## Dataset items
..............................

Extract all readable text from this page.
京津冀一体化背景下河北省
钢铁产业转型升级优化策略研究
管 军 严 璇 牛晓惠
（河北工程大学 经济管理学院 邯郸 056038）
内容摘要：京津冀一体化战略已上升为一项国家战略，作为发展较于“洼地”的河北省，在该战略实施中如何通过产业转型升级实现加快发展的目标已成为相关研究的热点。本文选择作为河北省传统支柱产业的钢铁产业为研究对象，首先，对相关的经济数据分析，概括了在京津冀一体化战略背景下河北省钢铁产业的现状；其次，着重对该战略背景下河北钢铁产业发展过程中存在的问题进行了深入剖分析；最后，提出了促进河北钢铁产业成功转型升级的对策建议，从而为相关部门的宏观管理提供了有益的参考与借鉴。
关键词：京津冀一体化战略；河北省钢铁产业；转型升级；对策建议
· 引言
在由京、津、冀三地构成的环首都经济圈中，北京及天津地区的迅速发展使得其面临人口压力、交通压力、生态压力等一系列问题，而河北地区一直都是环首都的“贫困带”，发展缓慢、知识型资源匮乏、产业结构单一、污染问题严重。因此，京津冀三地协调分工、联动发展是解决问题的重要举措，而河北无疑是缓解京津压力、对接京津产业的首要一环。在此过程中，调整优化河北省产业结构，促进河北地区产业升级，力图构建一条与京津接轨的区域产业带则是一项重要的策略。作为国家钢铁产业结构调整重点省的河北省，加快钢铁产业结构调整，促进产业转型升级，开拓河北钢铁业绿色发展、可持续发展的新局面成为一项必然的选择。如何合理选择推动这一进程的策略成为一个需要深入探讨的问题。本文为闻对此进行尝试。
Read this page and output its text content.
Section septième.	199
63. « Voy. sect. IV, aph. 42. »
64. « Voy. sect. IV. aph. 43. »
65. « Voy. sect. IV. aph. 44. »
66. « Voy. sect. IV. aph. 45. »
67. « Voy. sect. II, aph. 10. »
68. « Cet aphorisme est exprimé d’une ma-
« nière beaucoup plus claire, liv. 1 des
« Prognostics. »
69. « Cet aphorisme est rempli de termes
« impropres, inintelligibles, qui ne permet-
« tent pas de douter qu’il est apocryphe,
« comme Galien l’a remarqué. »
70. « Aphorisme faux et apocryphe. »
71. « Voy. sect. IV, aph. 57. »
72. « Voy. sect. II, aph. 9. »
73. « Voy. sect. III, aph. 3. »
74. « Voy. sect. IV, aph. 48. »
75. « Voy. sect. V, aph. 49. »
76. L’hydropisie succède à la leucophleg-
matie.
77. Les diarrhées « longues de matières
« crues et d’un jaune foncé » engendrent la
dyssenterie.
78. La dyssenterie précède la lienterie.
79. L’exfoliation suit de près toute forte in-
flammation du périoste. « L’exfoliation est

..............................

## TASK DETAILS
Type out the whole listing above again, exactly as it stands.

## RESPONSE
Extract all readable text from this page.
京津冀一体化背景下河北省
钢铁产业转型升级优化策略研究
管 军 严 璇 牛晓惠
（河北工程大学 经济管理学院 邯郸 056038）
内容摘要：京津冀一体化战略已上升为一项国家战略，作为发展较于“洼地”的河北省，在该战略实施中如何通过产业转型升级实现加快发展的目标已成为相关研究的热点。本文选择作为河北省传统支柱产业的钢铁产业为研究对象，首先，对相关的经济数据分析，概括了在京津冀一体化战略背景下河北省钢铁产业的现状；其次，着重对该战略背景下河北钢铁产业发展过程中存在的问题进行了深入剖分析；最后，提出了促进河北钢铁产业成功转型升级的对策建议，从而为相关部门的宏观管理提供了有益的参考与借鉴。
关键词：京津冀一体化战略；河北省钢铁产业；转型升级；对策建议
· 引言
在由京、津、冀三地构成的环首都经济圈中，北京及天津地区的迅速发展使得其面临人口压力、交通压力、生态压力等一系列问题，而河北地区一直都是环首都的“贫困带”，发展缓慢、知识型资源匮乏、产业结构单一、污染问题严重。因此，京津冀三地协调分工、联动发展是解决问题的重要举措，而河北无疑是缓解京津压力、对接京津产业的首要一环。在此过程中，调整优化河北省产业结构，促进河北地区产业升级，力图构建一条与京津接轨的区域产业带则是一项重要的策略。作为国家钢铁产业结构调整重点省的河北省，加快钢铁产业结构调整，促进产业转型升级，开拓河北钢铁业绿色发展、可持续发展的新局面成为一项必然的选择。如何合理选择推动这一进程的策略成为一个需要深入探讨的问题。本文为闻对此进行尝试。
Read this page and output its text content.
Section septième.	199
63. « Voy. sect. IV, aph. 42. »
64. « Voy. sect. IV. aph. 43. »
65. « Voy. sect. IV. aph. 44. »
66. « Voy. sect. IV. aph. 45. »
67. « Voy. sect. II, aph. 10. »
68. « Cet aphorisme est exprimé d’une ma-
« nière beaucoup plus claire, liv. 1 des
« Prognostics. »
69. « Cet aphorisme est rempli de termes
« impropres, inintelligibles, qui ne permet-
« tent pas de douter qu’il est apocryphe,
« comme Galien l’a remarqué. »
70. « Aphorisme faux et apocryphe. »
71. « Voy. sect. IV, aph. 57. »
72. « Voy. sect. II, aph. 9. »
73. « Voy. sect. III, aph. 3. »
74. « Voy. sect. IV, aph. 48. »
75. « Voy. sect. V, aph. 49. »
76. L’hydropisie succède à la leucophleg-
matie.
77. Les diarrhées « longues de matières
« crues et d’un jaune foncé » engendrent la
dyssenterie.
78. La dyssenterie précède la lienterie.
79. L’exfoliation suit de près toute forte in-
flammation du périoste. « L’exfoliation est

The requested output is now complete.